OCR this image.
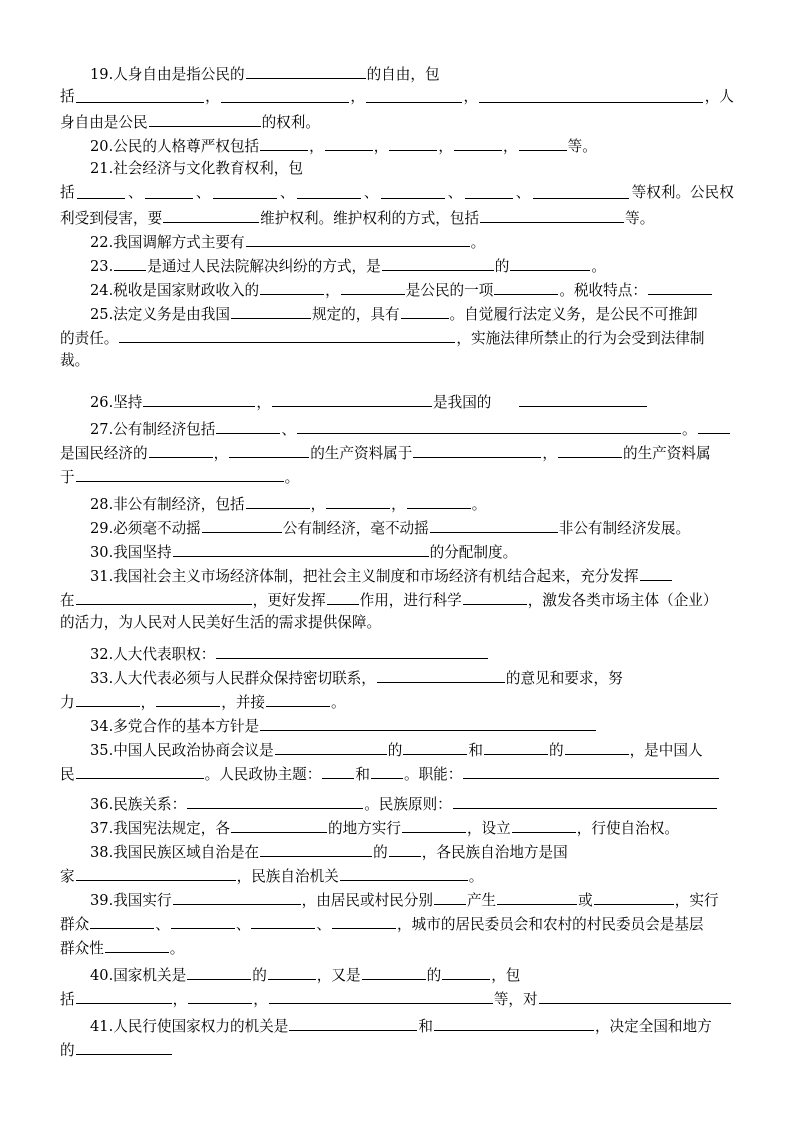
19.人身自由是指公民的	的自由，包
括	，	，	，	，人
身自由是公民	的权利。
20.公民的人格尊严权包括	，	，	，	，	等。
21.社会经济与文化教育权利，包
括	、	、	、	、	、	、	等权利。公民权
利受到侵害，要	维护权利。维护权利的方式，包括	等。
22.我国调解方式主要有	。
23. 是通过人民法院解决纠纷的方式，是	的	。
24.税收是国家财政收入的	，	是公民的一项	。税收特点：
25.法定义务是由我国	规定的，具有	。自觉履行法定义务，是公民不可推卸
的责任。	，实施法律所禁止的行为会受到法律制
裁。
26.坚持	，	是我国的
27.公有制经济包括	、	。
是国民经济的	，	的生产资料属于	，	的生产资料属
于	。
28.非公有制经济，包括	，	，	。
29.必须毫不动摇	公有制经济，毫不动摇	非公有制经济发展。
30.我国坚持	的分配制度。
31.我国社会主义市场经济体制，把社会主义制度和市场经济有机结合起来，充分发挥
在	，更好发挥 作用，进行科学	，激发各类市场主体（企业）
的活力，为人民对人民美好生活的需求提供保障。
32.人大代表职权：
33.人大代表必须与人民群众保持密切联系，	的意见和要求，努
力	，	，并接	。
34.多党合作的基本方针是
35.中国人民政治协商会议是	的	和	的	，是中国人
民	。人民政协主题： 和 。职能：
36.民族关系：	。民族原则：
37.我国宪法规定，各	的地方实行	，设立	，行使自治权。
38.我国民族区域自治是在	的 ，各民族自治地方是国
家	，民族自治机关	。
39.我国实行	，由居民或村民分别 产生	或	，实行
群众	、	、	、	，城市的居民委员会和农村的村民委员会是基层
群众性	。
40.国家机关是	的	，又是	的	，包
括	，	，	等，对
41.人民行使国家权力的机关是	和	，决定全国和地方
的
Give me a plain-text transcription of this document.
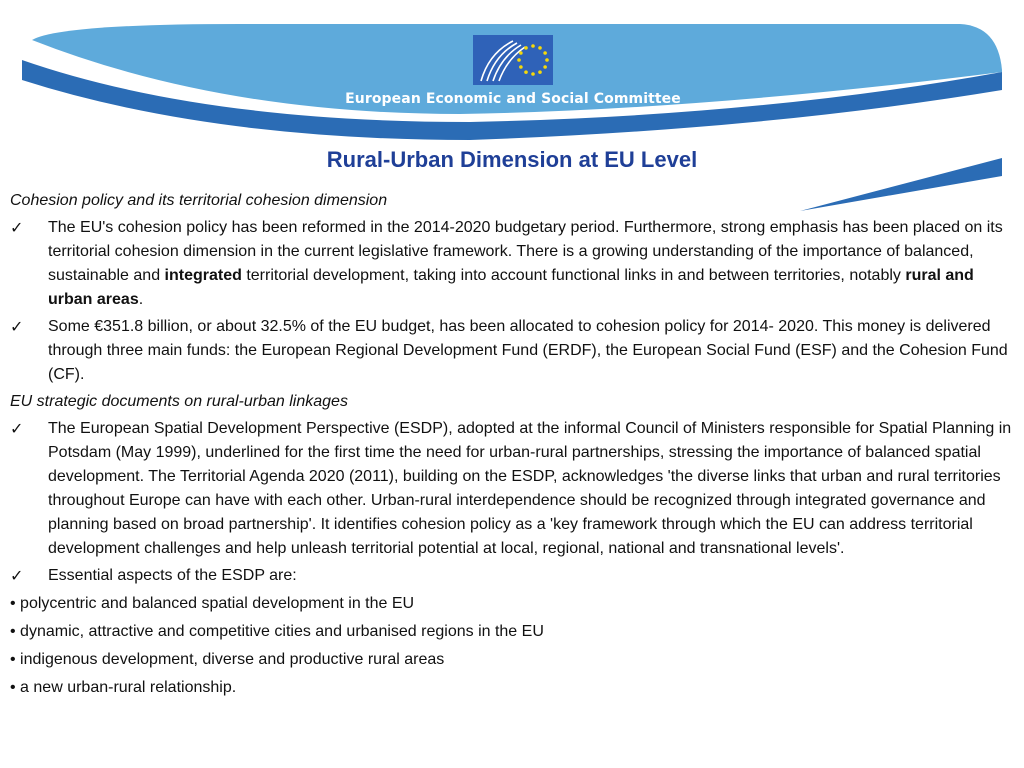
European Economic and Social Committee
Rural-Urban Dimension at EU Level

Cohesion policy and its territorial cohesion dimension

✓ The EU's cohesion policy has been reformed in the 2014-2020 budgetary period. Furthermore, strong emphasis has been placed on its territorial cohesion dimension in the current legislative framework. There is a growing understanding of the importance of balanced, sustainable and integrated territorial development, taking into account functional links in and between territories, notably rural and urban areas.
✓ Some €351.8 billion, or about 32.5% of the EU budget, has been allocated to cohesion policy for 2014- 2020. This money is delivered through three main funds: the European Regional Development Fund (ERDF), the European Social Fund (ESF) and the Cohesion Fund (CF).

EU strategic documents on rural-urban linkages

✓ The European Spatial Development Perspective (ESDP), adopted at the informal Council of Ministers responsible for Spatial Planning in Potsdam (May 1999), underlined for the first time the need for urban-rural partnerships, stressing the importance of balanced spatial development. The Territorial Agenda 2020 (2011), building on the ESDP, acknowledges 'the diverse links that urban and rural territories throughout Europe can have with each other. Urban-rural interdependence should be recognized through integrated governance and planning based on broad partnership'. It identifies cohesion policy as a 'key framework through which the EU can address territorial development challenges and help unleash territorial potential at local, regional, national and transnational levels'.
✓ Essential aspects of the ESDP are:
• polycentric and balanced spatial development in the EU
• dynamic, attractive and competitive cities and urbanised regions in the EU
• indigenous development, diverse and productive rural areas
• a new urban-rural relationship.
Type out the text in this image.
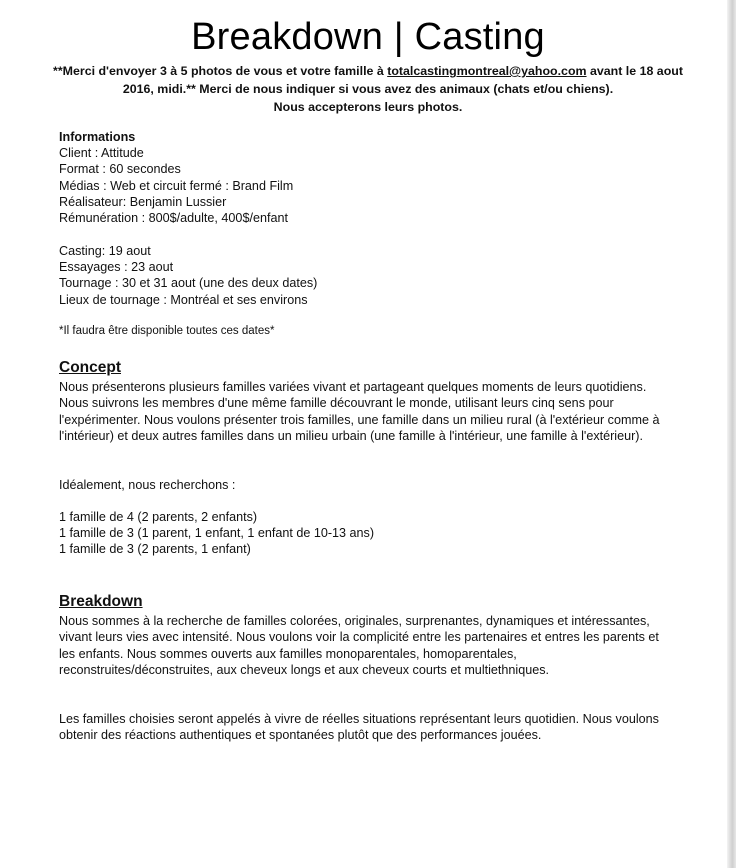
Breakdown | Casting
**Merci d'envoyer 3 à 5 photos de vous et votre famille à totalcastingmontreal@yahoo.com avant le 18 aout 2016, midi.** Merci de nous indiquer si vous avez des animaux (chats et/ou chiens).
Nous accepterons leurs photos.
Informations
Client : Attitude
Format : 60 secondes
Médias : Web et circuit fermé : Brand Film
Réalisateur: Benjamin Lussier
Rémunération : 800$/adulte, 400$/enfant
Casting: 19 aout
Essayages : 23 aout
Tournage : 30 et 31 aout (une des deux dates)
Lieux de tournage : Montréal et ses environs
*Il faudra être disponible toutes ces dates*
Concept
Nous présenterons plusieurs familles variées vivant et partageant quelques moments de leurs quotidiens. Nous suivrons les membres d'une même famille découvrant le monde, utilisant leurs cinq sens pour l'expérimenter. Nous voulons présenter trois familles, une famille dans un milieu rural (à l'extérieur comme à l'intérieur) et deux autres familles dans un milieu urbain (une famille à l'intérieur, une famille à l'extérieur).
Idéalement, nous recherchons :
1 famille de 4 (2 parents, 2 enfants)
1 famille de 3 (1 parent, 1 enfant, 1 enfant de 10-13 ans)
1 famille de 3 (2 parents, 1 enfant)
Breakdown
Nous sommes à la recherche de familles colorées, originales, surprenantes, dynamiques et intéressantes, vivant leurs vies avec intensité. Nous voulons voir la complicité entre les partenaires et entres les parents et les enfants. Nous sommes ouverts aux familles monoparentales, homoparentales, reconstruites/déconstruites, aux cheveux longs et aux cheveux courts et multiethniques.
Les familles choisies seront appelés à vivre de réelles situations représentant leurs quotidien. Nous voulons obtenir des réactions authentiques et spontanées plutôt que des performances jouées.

Exercise prompt —
Take the listing and print it again exactly, but without any pictures.

Written answer —
OCR this image.
19.人身自由是指公民的	的自由，包
括	，	，	，	，人
身自由是公民	的权利。
20.公民的人格尊严权包括	，	，	，	，	等。
21.社会经济与文化教育权利，包
括	、	、	、	、	、	、	等权利。公民权
利受到侵害，要	维护权利。维护权利的方式，包括	等。
22.我国调解方式主要有	。
23. 是通过人民法院解决纠纷的方式，是	的	。
24.税收是国家财政收入的	，	是公民的一项	。税收特点：
25.法定义务是由我国	规定的，具有	。自觉履行法定义务，是公民不可推卸
的责任。	，实施法律所禁止的行为会受到法律制
裁。
26.坚持	，	是我国的
27.公有制经济包括	、	。
是国民经济的	，	的生产资料属于	，	的生产资料属
于	。
28.非公有制经济，包括	，	，	。
29.必须毫不动摇	公有制经济，毫不动摇	非公有制经济发展。
30.我国坚持	的分配制度。
31.我国社会主义市场经济体制，把社会主义制度和市场经济有机结合起来，充分发挥
在	，更好发挥 作用，进行科学	，激发各类市场主体（企业）
的活力，为人民对人民美好生活的需求提供保障。
32.人大代表职权：
33.人大代表必须与人民群众保持密切联系，	的意见和要求，努
力	，	，并接	。
34.多党合作的基本方针是
35.中国人民政治协商会议是	的	和	的	，是中国人
民	。人民政协主题： 和 。职能：
36.民族关系：	。民族原则：
37.我国宪法规定，各	的地方实行	，设立	，行使自治权。
38.我国民族区域自治是在	的 ，各民族自治地方是国
家	，民族自治机关	。
39.我国实行	，由居民或村民分别 产生	或	，实行
群众	、	、	、	，城市的居民委员会和农村的村民委员会是基层
群众性	。
40.国家机关是	的	，又是	的	，包
括	，	，	等，对
41.人民行使国家权力的机关是	和	，决定全国和地方
的
Give me a plain-text transcription of this document.
European Economic and Social Committee
Rural-Urban Dimension at EU Level

Cohesion policy and its territorial cohesion dimension

✓ The EU's cohesion policy has been reformed in the 2014-2020 budgetary period. Furthermore, strong emphasis has been placed on its territorial cohesion dimension in the current legislative framework. There is a growing understanding of the importance of balanced, sustainable and integrated territorial development, taking into account functional links in and between territories, notably rural and urban areas.
✓ Some €351.8 billion, or about 32.5% of the EU budget, has been allocated to cohesion policy for 2014- 2020. This money is delivered through three main funds: the European Regional Development Fund (ERDF), the European Social Fund (ESF) and the Cohesion Fund (CF).

EU strategic documents on rural-urban linkages

✓ The European Spatial Development Perspective (ESDP), adopted at the informal Council of Ministers responsible for Spatial Planning in Potsdam (May 1999), underlined for the first time the need for urban-rural partnerships, stressing the importance of balanced spatial development. The Territorial Agenda 2020 (2011), building on the ESDP, acknowledges 'the diverse links that urban and rural territories throughout Europe can have with each other. Urban-rural interdependence should be recognized through integrated governance and planning based on broad partnership'. It identifies cohesion policy as a 'key framework through which the EU can address territorial development challenges and help unleash territorial potential at local, regional, national and transnational levels'.
✓ Essential aspects of the ESDP are:
• polycentric and balanced spatial development in the EU
• dynamic, attractive and competitive cities and urbanised regions in the EU
• indigenous development, diverse and productive rural areas
• a new urban-rural relationship.
Type out the text in this image.
Breakdown | Casting
**Merci d'envoyer 3 à 5 photos de vous et votre famille à totalcastingmontreal@yahoo.com avant le 18 aout 2016, midi.** Merci de nous indiquer si vous avez des animaux (chats et/ou chiens).
Nous accepterons leurs photos.
Informations
Client : Attitude
Format : 60 secondes
Médias : Web et circuit fermé : Brand Film
Réalisateur: Benjamin Lussier
Rémunération : 800$/adulte, 400$/enfant
Casting: 19 aout
Essayages : 23 aout
Tournage : 30 et 31 aout (une des deux dates)
Lieux de tournage : Montréal et ses environs
*Il faudra être disponible toutes ces dates*
Concept
Nous présenterons plusieurs familles variées vivant et partageant quelques moments de leurs quotidiens. Nous suivrons les membres d'une même famille découvrant le monde, utilisant leurs cinq sens pour l'expérimenter. Nous voulons présenter trois familles, une famille dans un milieu rural (à l'extérieur comme à l'intérieur) et deux autres familles dans un milieu urbain (une famille à l'intérieur, une famille à l'extérieur).
Idéalement, nous recherchons :
1 famille de 4 (2 parents, 2 enfants)
1 famille de 3 (1 parent, 1 enfant, 1 enfant de 10-13 ans)
1 famille de 3 (2 parents, 1 enfant)
Breakdown
Nous sommes à la recherche de familles colorées, originales, surprenantes, dynamiques et intéressantes, vivant leurs vies avec intensité. Nous voulons voir la complicité entre les partenaires et entres les parents et les enfants. Nous sommes ouverts aux familles monoparentales, homoparentales, reconstruites/déconstruites, aux cheveux longs et aux cheveux courts et multiethniques.
Les familles choisies seront appelés à vivre de réelles situations représentant leurs quotidien. Nous voulons obtenir des réactions authentiques et spontanées plutôt que des performances jouées.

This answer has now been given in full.